(Exercise) Set down each record exactly as written.

(Dataset entries)
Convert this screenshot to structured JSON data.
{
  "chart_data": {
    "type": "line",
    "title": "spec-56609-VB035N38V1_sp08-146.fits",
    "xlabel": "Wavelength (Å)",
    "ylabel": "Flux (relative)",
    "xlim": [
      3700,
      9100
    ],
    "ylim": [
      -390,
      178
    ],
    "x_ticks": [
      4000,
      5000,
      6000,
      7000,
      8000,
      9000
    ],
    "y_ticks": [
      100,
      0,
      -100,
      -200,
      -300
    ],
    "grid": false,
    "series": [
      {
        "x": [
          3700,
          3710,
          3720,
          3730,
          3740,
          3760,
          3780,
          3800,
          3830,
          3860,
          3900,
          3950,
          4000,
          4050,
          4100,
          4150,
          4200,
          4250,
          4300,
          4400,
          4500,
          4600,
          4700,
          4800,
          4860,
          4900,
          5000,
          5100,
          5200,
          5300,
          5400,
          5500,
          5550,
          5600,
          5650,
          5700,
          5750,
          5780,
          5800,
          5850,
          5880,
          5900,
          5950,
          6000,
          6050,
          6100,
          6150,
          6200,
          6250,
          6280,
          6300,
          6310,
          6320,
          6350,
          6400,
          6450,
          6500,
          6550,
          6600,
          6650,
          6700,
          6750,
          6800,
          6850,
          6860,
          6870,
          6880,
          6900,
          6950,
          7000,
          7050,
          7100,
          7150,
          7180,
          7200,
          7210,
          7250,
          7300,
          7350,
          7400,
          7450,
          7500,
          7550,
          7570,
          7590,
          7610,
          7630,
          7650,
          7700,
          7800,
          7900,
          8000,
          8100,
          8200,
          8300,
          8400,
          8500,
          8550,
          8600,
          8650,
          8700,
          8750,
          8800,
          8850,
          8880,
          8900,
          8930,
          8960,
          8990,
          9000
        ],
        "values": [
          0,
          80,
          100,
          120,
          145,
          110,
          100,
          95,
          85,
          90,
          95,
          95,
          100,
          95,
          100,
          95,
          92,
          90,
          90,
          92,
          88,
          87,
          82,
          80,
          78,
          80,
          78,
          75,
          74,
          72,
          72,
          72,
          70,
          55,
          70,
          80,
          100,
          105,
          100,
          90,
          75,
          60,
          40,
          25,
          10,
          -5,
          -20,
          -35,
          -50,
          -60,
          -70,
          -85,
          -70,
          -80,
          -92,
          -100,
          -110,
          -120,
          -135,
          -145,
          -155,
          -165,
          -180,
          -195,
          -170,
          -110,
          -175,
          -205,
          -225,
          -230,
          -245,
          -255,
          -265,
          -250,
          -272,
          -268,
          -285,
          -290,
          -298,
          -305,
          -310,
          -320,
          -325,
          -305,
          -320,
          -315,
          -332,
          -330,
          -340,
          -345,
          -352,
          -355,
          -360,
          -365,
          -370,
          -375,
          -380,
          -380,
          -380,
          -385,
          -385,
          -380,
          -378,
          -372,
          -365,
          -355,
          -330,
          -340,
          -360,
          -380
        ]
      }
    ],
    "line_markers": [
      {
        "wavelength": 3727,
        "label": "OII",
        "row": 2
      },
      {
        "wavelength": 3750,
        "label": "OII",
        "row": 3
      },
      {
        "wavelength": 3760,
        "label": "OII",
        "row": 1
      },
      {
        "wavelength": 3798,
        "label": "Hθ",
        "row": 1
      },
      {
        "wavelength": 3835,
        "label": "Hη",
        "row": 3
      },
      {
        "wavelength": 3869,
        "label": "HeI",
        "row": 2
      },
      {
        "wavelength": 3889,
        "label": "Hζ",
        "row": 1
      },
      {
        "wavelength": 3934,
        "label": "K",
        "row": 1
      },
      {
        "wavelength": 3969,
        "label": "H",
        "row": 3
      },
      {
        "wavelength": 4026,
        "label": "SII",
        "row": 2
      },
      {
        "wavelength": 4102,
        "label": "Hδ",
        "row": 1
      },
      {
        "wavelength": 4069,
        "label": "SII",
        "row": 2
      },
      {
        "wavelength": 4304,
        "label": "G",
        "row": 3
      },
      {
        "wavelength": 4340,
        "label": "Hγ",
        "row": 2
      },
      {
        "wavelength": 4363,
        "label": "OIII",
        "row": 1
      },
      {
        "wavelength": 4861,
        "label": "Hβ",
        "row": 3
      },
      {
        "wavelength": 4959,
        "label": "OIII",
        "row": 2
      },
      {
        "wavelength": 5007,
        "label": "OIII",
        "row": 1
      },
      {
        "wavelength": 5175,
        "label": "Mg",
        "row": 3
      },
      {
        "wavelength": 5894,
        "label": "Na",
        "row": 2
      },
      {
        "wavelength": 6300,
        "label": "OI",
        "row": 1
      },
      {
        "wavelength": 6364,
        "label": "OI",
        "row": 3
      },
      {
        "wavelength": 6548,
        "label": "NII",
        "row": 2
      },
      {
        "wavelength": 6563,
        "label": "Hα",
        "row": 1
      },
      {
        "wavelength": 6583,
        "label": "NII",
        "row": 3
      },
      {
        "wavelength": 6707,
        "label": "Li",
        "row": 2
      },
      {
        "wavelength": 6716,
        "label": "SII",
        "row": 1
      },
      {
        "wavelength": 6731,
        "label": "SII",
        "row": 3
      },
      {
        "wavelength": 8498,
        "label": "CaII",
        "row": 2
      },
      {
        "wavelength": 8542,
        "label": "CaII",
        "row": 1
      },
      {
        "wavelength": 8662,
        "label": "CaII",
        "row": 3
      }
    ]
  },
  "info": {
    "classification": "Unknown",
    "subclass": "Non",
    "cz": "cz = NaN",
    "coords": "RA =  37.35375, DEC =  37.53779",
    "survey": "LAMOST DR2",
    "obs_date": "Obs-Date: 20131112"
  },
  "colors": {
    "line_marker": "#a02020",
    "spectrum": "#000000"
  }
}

(Task response)
Convert this screenshot to structured JSON data.
{
  "chart_data": {
    "type": "line",
    "title": "spec-56609-VB035N38V1_sp08-146.fits",
    "xlabel": "Wavelength (Å)",
    "ylabel": "Flux (relative)",
    "xlim": [
      3700,
      9100
    ],
    "ylim": [
      -390,
      178
    ],
    "x_ticks": [
      4000,
      5000,
      6000,
      7000,
      8000,
      9000
    ],
    "y_ticks": [
      100,
      0,
      -100,
      -200,
      -300
    ],
    "grid": false,
    "series": [
      {
        "x": [
          3700,
          3710,
          3720,
          3730,
          3740,
          3760,
          3780,
          3800,
          3830,
          3860,
          3900,
          3950,
          4000,
          4050,
          4100,
          4150,
          4200,
          4250,
          4300,
          4400,
          4500,
          4600,
          4700,
          4800,
          4860,
          4900,
          5000,
          5100,
          5200,
          5300,
          5400,
          5500,
          5550,
          5600,
          5650,
          5700,
          5750,
          5780,
          5800,
          5850,
          5880,
          5900,
          5950,
          6000,
          6050,
          6100,
          6150,
          6200,
          6250,
          6280,
          6300,
          6310,
          6320,
          6350,
          6400,
          6450,
          6500,
          6550,
          6600,
          6650,
          6700,
          6750,
          6800,
          6850,
          6860,
          6870,
          6880,
          6900,
          6950,
          7000,
          7050,
          7100,
          7150,
          7180,
          7200,
          7210,
          7250,
          7300,
          7350,
          7400,
          7450,
          7500,
          7550,
          7570,
          7590,
          7610,
          7630,
          7650,
          7700,
          7800,
          7900,
          8000,
          8100,
          8200,
          8300,
          8400,
          8500,
          8550,
          8600,
          8650,
          8700,
          8750,
          8800,
          8850,
          8880,
          8900,
          8930,
          8960,
          8990,
          9000
        ],
        "values": [
          0,
          80,
          100,
          120,
          145,
          110,
          100,
          95,
          85,
          90,
          95,
          95,
          100,
          95,
          100,
          95,
          92,
          90,
          90,
          92,
          88,
          87,
          82,
          80,
          78,
          80,
          78,
          75,
          74,
          72,
          72,
          72,
          70,
          55,
          70,
          80,
          100,
          105,
          100,
          90,
          75,
          60,
          40,
          25,
          10,
          -5,
          -20,
          -35,
          -50,
          -60,
          -70,
          -85,
          -70,
          -80,
          -92,
          -100,
          -110,
          -120,
          -135,
          -145,
          -155,
          -165,
          -180,
          -195,
          -170,
          -110,
          -175,
          -205,
          -225,
          -230,
          -245,
          -255,
          -265,
          -250,
          -272,
          -268,
          -285,
          -290,
          -298,
          -305,
          -310,
          -320,
          -325,
          -305,
          -320,
          -315,
          -332,
          -330,
          -340,
          -345,
          -352,
          -355,
          -360,
          -365,
          -370,
          -375,
          -380,
          -380,
          -380,
          -385,
          -385,
          -380,
          -378,
          -372,
          -365,
          -355,
          -330,
          -340,
          -360,
          -380
        ]
      }
    ],
    "line_markers": [
      {
        "wavelength": 3727,
        "label": "OII",
        "row": 2
      },
      {
        "wavelength": 3750,
        "label": "OII",
        "row": 3
      },
      {
        "wavelength": 3760,
        "label": "OII",
        "row": 1
      },
      {
        "wavelength": 3798,
        "label": "Hθ",
        "row": 1
      },
      {
        "wavelength": 3835,
        "label": "Hη",
        "row": 3
      },
      {
        "wavelength": 3869,
        "label": "HeI",
        "row": 2
      },
      {
        "wavelength": 3889,
        "label": "Hζ",
        "row": 1
      },
      {
        "wavelength": 3934,
        "label": "K",
        "row": 1
      },
      {
        "wavelength": 3969,
        "label": "H",
        "row": 3
      },
      {
        "wavelength": 4026,
        "label": "SII",
        "row": 2
      },
      {
        "wavelength": 4102,
        "label": "Hδ",
        "row": 1
      },
      {
        "wavelength": 4069,
        "label": "SII",
        "row": 2
      },
      {
        "wavelength": 4304,
        "label": "G",
        "row": 3
      },
      {
        "wavelength": 4340,
        "label": "Hγ",
        "row": 2
      },
      {
        "wavelength": 4363,
        "label": "OIII",
        "row": 1
      },
      {
        "wavelength": 4861,
        "label": "Hβ",
        "row": 3
      },
      {
        "wavelength": 4959,
        "label": "OIII",
        "row": 2
      },
      {
        "wavelength": 5007,
        "label": "OIII",
        "row": 1
      },
      {
        "wavelength": 5175,
        "label": "Mg",
        "row": 3
      },
      {
        "wavelength": 5894,
        "label": "Na",
        "row": 2
      },
      {
        "wavelength": 6300,
        "label": "OI",
        "row": 1
      },
      {
        "wavelength": 6364,
        "label": "OI",
        "row": 3
      },
      {
        "wavelength": 6548,
        "label": "NII",
        "row": 2
      },
      {
        "wavelength": 6563,
        "label": "Hα",
        "row": 1
      },
      {
        "wavelength": 6583,
        "label": "NII",
        "row": 3
      },
      {
        "wavelength": 6707,
        "label": "Li",
        "row": 2
      },
      {
        "wavelength": 6716,
        "label": "SII",
        "row": 1
      },
      {
        "wavelength": 6731,
        "label": "SII",
        "row": 3
      },
      {
        "wavelength": 8498,
        "label": "CaII",
        "row": 2
      },
      {
        "wavelength": 8542,
        "label": "CaII",
        "row": 1
      },
      {
        "wavelength": 8662,
        "label": "CaII",
        "row": 3
      }
    ]
  },
  "info": {
    "classification": "Unknown",
    "subclass": "Non",
    "cz": "cz = NaN",
    "coords": "RA =  37.35375, DEC =  37.53779",
    "survey": "LAMOST DR2",
    "obs_date": "Obs-Date: 20131112"
  },
  "colors": {
    "line_marker": "#a02020",
    "spectrum": "#000000"
  }
}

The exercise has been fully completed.